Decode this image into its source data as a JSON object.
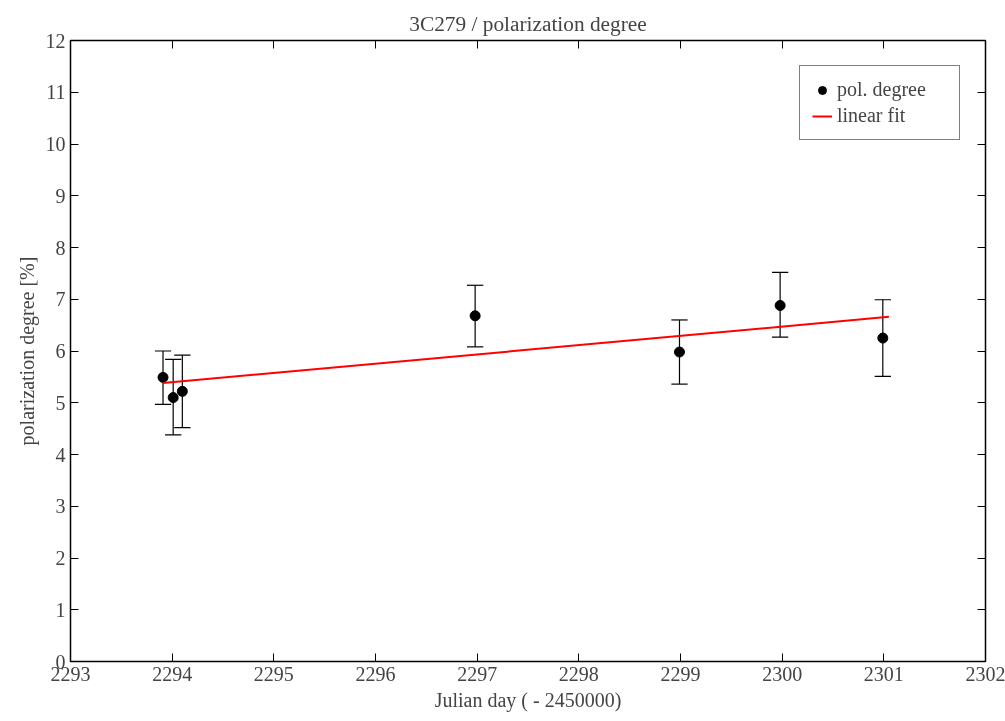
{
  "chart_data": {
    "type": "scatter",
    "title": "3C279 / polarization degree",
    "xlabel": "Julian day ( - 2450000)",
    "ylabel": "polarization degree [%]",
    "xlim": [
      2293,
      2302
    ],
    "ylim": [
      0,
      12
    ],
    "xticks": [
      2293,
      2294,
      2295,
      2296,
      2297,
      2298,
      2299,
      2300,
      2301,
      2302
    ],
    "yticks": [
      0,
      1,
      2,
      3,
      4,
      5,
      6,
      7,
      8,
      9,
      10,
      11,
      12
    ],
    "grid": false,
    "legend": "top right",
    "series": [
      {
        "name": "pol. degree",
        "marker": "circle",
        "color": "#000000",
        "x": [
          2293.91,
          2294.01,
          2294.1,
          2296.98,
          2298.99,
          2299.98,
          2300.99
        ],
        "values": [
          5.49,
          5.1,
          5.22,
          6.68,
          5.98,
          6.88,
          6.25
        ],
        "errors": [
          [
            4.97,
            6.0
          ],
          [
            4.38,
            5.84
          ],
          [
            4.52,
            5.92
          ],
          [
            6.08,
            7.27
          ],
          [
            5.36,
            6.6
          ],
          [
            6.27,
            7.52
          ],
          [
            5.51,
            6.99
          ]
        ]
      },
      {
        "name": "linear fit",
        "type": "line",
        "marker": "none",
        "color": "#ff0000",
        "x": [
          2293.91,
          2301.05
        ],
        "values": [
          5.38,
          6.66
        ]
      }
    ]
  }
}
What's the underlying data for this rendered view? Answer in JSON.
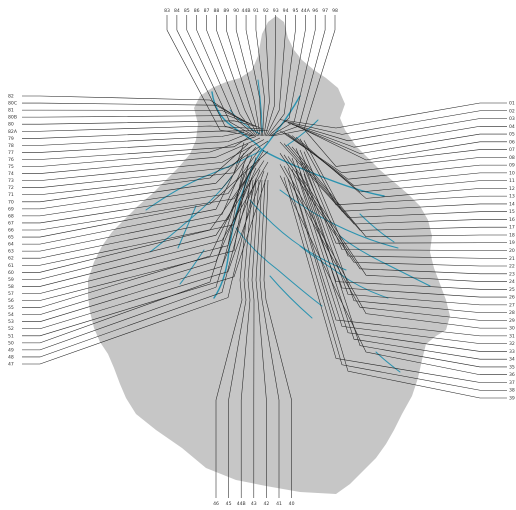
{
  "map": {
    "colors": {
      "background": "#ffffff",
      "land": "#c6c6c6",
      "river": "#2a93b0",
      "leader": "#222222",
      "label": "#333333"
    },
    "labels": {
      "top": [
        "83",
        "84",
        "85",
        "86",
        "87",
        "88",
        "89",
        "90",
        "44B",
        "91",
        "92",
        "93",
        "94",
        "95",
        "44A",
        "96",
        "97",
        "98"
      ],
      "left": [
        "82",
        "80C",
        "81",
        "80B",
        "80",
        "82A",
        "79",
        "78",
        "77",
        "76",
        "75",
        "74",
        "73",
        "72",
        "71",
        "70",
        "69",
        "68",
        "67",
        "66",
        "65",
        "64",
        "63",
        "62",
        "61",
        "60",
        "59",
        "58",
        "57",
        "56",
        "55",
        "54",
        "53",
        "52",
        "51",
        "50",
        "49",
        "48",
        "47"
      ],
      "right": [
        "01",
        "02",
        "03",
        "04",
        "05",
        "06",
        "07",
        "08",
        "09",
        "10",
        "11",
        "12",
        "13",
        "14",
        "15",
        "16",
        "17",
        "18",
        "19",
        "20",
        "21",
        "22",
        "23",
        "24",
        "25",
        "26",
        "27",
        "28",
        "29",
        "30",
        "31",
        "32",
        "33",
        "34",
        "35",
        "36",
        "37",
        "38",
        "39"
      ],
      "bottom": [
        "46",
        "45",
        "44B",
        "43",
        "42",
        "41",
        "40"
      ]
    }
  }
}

◇ ◇ ◇

▶ Directions for this task
Repeat each line of the records above exactly, but do not copy the pictures.

▶ Answer to this problem
Decode this image into its source data as a JSON object.
{
  "chart_data": {
    "type": "scatter",
    "title": "3C279 / polarization degree",
    "xlabel": "Julian day ( - 2450000)",
    "ylabel": "polarization degree [%]",
    "xlim": [
      2293,
      2302
    ],
    "ylim": [
      0,
      12
    ],
    "xticks": [
      2293,
      2294,
      2295,
      2296,
      2297,
      2298,
      2299,
      2300,
      2301,
      2302
    ],
    "yticks": [
      0,
      1,
      2,
      3,
      4,
      5,
      6,
      7,
      8,
      9,
      10,
      11,
      12
    ],
    "grid": false,
    "legend": "top right",
    "series": [
      {
        "name": "pol. degree",
        "marker": "circle",
        "color": "#000000",
        "x": [
          2293.91,
          2294.01,
          2294.1,
          2296.98,
          2298.99,
          2299.98,
          2300.99
        ],
        "values": [
          5.49,
          5.1,
          5.22,
          6.68,
          5.98,
          6.88,
          6.25
        ],
        "errors": [
          [
            4.97,
            6.0
          ],
          [
            4.38,
            5.84
          ],
          [
            4.52,
            5.92
          ],
          [
            6.08,
            7.27
          ],
          [
            5.36,
            6.6
          ],
          [
            6.27,
            7.52
          ],
          [
            5.51,
            6.99
          ]
        ]
      },
      {
        "name": "linear fit",
        "type": "line",
        "marker": "none",
        "color": "#ff0000",
        "x": [
          2293.91,
          2301.05
        ],
        "values": [
          5.38,
          6.66
        ]
      }
    ]
  }
}
What's the underlying data for this rendered view? Answer in JSON.
{
  "map": {
    "colors": {
      "background": "#ffffff",
      "land": "#c6c6c6",
      "river": "#2a93b0",
      "leader": "#222222",
      "label": "#333333"
    },
    "labels": {
      "top": [
        "83",
        "84",
        "85",
        "86",
        "87",
        "88",
        "89",
        "90",
        "44B",
        "91",
        "92",
        "93",
        "94",
        "95",
        "44A",
        "96",
        "97",
        "98"
      ],
      "left": [
        "82",
        "80C",
        "81",
        "80B",
        "80",
        "82A",
        "79",
        "78",
        "77",
        "76",
        "75",
        "74",
        "73",
        "72",
        "71",
        "70",
        "69",
        "68",
        "67",
        "66",
        "65",
        "64",
        "63",
        "62",
        "61",
        "60",
        "59",
        "58",
        "57",
        "56",
        "55",
        "54",
        "53",
        "52",
        "51",
        "50",
        "49",
        "48",
        "47"
      ],
      "right": [
        "01",
        "02",
        "03",
        "04",
        "05",
        "06",
        "07",
        "08",
        "09",
        "10",
        "11",
        "12",
        "13",
        "14",
        "15",
        "16",
        "17",
        "18",
        "19",
        "20",
        "21",
        "22",
        "23",
        "24",
        "25",
        "26",
        "27",
        "28",
        "29",
        "30",
        "31",
        "32",
        "33",
        "34",
        "35",
        "36",
        "37",
        "38",
        "39"
      ],
      "bottom": [
        "46",
        "45",
        "44B",
        "43",
        "42",
        "41",
        "40"
      ]
    }
  }
}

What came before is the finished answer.